Data entries

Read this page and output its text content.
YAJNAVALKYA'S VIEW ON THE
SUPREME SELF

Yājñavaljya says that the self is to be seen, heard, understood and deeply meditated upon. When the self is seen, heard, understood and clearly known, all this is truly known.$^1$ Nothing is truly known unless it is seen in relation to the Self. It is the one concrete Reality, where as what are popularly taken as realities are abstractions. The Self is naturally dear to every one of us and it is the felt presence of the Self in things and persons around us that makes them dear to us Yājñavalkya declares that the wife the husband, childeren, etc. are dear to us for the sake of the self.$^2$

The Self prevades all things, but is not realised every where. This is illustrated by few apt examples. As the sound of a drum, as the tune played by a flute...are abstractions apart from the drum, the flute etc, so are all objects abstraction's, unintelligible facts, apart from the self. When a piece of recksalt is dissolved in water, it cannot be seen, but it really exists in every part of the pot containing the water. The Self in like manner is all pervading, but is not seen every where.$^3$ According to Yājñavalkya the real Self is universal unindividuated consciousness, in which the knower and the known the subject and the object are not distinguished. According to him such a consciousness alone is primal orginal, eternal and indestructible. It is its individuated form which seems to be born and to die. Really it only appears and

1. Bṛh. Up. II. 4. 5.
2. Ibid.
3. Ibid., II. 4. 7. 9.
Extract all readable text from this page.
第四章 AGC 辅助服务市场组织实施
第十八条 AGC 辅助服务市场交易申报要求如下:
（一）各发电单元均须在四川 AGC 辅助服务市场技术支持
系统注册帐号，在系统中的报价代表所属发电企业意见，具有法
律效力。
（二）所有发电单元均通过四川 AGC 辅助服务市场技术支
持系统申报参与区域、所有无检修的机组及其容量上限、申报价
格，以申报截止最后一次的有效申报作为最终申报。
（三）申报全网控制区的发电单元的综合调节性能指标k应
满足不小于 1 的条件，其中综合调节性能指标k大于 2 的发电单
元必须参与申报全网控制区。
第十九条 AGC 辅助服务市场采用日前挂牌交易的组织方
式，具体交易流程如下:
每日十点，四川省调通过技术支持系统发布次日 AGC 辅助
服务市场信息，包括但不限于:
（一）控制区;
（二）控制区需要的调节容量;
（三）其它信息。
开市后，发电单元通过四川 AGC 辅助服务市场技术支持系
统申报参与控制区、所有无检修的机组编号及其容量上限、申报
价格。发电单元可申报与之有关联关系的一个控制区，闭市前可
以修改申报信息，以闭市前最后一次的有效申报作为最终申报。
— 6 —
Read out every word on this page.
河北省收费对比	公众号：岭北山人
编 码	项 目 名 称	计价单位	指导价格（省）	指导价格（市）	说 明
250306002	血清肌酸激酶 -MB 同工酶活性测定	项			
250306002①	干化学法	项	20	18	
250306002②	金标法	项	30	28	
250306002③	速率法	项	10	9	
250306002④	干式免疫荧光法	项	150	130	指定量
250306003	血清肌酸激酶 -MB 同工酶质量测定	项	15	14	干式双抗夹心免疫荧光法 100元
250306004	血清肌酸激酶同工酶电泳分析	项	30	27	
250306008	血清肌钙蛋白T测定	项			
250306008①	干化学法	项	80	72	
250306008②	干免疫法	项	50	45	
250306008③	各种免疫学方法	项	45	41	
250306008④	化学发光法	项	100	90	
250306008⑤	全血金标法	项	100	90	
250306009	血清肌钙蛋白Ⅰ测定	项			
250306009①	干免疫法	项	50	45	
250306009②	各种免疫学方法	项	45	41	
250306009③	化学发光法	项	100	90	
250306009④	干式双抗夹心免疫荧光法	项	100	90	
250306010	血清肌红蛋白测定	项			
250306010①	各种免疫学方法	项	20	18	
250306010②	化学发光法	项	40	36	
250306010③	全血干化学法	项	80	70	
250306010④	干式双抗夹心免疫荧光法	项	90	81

■ **PROBLEM TO SOLVE**
Pick out each line above that includes "page" and show it.

■ **RESULT BELOW**
Read this page and output its text content.
Extract all readable text from this page.
Read out every word on this page.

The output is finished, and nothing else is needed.